(INPUT):
--- Begin ---

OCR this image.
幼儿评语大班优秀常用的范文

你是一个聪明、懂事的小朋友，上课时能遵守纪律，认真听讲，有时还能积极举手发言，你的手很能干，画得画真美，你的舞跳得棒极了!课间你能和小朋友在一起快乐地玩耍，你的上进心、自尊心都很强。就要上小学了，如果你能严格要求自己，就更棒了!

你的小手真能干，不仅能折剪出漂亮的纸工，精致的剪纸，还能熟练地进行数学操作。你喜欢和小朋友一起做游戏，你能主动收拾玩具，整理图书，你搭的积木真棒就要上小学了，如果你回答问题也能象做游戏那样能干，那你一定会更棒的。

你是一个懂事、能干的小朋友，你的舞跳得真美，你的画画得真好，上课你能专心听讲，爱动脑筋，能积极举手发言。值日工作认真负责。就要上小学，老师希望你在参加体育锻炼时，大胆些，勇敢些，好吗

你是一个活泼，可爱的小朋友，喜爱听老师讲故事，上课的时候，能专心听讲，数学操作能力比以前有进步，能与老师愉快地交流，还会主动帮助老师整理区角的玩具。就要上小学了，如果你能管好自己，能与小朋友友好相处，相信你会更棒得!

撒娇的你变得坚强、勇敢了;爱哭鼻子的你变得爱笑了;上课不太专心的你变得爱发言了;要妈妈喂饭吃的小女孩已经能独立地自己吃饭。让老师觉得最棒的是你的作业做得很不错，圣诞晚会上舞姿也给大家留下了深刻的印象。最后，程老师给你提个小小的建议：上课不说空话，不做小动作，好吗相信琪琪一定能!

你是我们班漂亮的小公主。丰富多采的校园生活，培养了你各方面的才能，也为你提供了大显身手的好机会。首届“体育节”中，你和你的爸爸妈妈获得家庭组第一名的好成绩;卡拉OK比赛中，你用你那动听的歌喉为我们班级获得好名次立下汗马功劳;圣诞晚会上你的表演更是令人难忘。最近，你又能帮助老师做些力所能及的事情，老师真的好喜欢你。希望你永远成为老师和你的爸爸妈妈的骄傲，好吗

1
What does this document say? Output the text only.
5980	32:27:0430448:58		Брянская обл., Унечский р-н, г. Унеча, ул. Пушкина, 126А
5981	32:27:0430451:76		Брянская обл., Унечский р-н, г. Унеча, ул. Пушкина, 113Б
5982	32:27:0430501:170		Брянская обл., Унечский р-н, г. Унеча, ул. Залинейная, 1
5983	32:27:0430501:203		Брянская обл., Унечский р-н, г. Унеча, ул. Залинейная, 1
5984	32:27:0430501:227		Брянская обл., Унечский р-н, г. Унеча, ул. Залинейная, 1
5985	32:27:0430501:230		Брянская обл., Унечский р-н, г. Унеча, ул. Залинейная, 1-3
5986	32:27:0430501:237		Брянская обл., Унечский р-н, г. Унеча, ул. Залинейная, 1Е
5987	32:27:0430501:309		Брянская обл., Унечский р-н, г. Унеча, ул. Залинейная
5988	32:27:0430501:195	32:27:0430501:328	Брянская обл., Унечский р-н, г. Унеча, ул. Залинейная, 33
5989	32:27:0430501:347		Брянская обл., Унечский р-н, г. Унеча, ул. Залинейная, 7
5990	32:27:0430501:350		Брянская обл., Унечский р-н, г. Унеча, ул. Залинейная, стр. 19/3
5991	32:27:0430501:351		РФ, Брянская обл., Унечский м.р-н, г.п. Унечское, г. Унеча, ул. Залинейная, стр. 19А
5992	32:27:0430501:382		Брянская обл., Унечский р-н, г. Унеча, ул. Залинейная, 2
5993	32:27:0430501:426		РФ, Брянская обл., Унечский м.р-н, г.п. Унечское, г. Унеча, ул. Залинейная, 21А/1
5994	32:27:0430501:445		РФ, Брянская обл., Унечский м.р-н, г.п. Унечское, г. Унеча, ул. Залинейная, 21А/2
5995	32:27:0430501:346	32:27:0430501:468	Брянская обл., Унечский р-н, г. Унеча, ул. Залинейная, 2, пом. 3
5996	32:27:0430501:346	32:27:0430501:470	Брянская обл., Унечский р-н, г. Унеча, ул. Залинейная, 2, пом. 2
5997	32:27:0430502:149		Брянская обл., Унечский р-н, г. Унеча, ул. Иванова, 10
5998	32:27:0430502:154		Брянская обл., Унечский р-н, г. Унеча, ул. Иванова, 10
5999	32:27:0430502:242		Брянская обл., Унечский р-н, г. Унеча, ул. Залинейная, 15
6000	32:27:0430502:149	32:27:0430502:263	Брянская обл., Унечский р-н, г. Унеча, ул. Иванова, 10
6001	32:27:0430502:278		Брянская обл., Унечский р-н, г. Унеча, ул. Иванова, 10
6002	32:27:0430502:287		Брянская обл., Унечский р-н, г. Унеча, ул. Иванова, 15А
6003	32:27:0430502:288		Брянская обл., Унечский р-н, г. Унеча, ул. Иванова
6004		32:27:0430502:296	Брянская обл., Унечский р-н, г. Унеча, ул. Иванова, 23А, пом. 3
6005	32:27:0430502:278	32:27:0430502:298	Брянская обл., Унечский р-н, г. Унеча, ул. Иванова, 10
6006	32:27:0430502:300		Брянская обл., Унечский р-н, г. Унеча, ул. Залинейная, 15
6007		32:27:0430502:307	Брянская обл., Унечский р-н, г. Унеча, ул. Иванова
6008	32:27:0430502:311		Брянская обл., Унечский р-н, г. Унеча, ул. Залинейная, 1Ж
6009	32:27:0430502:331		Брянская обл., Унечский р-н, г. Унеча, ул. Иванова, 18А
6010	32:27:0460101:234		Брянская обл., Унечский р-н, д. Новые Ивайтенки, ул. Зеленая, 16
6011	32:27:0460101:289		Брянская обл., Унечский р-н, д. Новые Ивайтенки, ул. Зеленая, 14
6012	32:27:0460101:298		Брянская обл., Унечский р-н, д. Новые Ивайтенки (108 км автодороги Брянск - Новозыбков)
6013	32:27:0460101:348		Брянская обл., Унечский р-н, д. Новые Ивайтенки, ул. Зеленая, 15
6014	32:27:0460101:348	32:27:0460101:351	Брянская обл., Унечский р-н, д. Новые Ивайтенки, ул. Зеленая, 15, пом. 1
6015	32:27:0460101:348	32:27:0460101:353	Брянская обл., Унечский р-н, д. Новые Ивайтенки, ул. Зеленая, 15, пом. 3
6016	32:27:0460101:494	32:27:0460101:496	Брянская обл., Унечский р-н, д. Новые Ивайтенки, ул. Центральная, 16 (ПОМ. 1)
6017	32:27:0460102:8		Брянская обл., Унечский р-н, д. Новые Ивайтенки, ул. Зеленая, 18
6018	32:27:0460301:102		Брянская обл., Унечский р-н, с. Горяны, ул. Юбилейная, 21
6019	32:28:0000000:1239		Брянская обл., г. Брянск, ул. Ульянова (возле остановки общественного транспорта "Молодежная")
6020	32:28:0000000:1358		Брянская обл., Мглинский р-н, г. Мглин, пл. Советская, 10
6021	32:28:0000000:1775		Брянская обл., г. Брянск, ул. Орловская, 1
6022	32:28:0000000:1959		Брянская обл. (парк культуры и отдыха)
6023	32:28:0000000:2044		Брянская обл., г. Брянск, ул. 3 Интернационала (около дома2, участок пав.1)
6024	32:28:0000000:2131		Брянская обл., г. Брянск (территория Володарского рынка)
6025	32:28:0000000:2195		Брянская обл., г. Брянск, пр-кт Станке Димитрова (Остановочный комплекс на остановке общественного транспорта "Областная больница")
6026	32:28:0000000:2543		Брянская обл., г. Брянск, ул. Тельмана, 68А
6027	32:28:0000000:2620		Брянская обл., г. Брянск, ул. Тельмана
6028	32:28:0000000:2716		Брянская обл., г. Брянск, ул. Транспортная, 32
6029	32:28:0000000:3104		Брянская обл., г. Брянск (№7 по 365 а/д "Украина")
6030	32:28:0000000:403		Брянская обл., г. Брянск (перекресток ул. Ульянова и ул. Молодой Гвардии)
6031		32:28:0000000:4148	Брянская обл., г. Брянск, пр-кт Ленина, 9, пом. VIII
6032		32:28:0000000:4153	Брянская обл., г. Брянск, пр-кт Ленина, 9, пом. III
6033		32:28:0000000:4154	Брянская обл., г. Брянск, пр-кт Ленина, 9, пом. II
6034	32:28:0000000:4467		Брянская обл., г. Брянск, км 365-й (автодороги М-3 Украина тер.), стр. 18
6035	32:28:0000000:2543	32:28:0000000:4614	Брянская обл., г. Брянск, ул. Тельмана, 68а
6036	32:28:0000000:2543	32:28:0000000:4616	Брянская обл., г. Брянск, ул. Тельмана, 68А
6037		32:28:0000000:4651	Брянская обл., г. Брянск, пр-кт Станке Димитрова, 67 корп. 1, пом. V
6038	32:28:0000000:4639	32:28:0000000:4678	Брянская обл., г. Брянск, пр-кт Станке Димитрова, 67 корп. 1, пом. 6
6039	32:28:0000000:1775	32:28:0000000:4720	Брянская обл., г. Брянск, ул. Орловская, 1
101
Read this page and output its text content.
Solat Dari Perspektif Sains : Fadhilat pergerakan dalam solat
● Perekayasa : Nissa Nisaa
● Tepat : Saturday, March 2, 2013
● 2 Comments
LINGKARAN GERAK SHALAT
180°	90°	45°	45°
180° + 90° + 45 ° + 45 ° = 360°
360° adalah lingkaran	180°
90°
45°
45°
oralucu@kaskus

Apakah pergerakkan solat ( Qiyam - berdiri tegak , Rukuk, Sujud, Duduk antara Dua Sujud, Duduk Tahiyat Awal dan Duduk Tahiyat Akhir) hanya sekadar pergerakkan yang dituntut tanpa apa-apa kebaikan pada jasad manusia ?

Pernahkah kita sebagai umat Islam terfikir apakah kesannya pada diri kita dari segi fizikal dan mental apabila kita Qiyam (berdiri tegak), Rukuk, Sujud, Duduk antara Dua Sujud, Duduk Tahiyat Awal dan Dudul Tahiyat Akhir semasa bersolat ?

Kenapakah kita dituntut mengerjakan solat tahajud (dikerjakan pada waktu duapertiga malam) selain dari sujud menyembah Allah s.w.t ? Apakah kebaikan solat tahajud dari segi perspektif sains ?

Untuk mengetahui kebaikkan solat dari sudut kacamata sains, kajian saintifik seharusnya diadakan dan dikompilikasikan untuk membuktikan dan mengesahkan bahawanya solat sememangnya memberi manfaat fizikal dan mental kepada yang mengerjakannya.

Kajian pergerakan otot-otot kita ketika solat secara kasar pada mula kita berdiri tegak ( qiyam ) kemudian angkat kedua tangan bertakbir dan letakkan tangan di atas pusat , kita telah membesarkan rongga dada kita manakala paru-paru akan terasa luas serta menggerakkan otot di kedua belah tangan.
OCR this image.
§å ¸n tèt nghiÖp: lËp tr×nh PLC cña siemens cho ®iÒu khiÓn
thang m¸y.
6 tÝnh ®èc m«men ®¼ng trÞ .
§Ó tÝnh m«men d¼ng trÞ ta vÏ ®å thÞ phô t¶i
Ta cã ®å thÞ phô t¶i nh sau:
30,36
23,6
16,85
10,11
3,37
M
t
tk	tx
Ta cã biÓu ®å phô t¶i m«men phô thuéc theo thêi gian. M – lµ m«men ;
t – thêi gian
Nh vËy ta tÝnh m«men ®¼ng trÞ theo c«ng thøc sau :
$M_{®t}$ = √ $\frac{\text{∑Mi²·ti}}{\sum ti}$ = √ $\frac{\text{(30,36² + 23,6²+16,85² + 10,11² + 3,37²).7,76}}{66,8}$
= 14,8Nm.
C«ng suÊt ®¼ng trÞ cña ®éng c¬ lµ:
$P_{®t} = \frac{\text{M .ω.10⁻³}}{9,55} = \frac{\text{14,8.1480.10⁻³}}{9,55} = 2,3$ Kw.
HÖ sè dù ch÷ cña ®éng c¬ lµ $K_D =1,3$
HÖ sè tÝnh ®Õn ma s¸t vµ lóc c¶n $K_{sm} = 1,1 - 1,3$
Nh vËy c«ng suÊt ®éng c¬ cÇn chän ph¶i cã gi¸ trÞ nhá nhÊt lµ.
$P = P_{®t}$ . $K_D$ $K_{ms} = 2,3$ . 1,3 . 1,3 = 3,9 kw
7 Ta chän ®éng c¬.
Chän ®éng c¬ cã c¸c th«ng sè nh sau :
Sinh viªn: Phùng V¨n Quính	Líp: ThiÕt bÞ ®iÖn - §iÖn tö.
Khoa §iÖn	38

--- End ---

(REQUIREMENTS): Copy out every line where the word "Tahiyat" occurs.

(FINISHED EXERCISE):
Apakah pergerakkan solat ( Qiyam - berdiri tegak , Rukuk, Sujud, Duduk antara Dua Sujud, Duduk Tahiyat Awal dan Duduk Tahiyat Akhir) hanya sekadar pergerakkan yang dituntut tanpa apa-apa kebaikan pada jasad manusia ?
Pernahkah kita sebagai umat Islam terfikir apakah kesannya pada diri kita dari segi fizikal dan mental apabila kita Qiyam (berdiri tegak), Rukuk, Sujud, Duduk antara Dua Sujud, Duduk Tahiyat Awal dan Dudul Tahiyat Akhir semasa bersolat ?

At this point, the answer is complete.